Every line that contains the word "City" should be copied out.

--- Data for the task ---

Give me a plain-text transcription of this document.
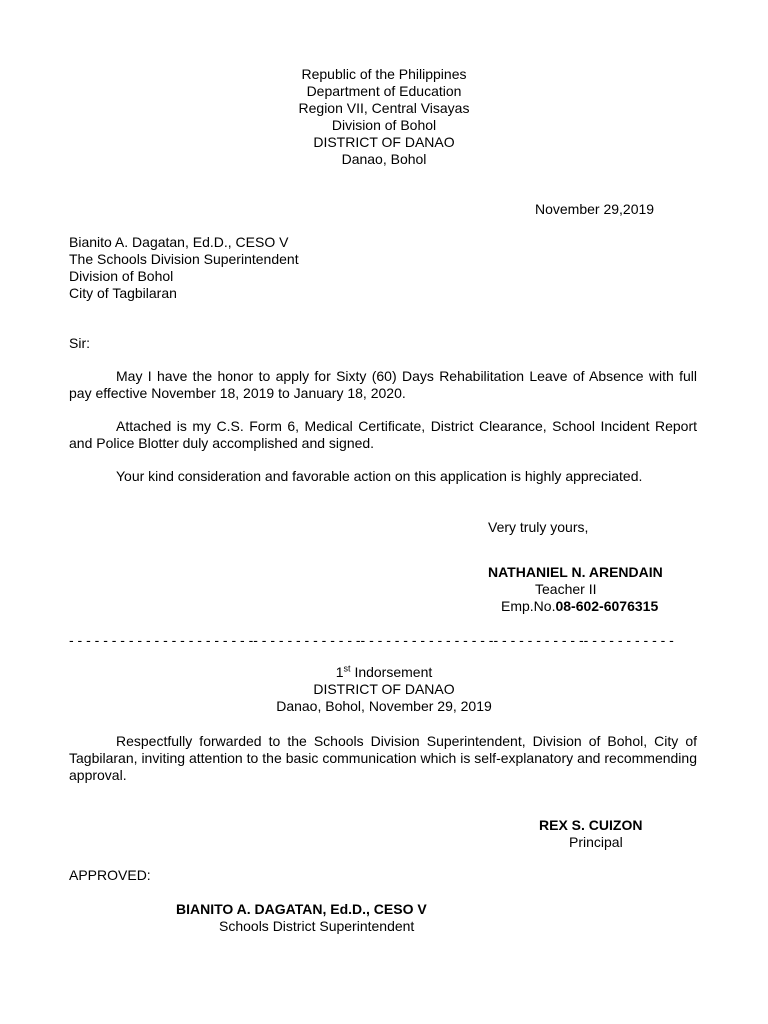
Republic of the Philippines
Department of Education
Region VII, Central Visayas
Division of Bohol
DISTRICT OF DANAO
Danao, Bohol
November 29,2019
Bianito A. Dagatan, Ed.D., CESO V
The Schools Division Superintendent
Division of Bohol
City of Tagbilaran
Sir:
May I have the honor to apply for Sixty (60) Days Rehabilitation Leave of Absence with full pay effective November 18, 2019 to January 18, 2020.
Attached is my C.S. Form 6, Medical Certificate, District Clearance, School Incident Report and Police Blotter duly accomplished and signed.
Your kind consideration and favorable action on this application is highly appreciated.
Very truly yours,
NATHANIEL N. ARENDAIN
Teacher II
Emp.No.08-602-6076315
- - - - - - - - - - - - - - - - - - - - - -- - - - - - - - - - - - -- - - - - - - - - - - - - - - -- - - - - - - - - - -- - - - - - - - - - -
1st Indorsement
DISTRICT OF DANAO
Danao, Bohol, November 29, 2019
Respectfully forwarded to the Schools Division Superintendent, Division of Bohol, City of Tagbilaran, inviting attention to the basic communication which is self-explanatory and recommending approval.
REX S. CUIZON
Principal
APPROVED:
BIANITO A. DAGATAN, Ed.D., CESO V
Schools District Superintendent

---

(Answer to the task)
City of Tagbilaran
Respectfully forwarded to the Schools Division Superintendent, Division of Bohol, City of Tagbilaran, inviting attention to the basic communication which is self-explanatory and recommending approval.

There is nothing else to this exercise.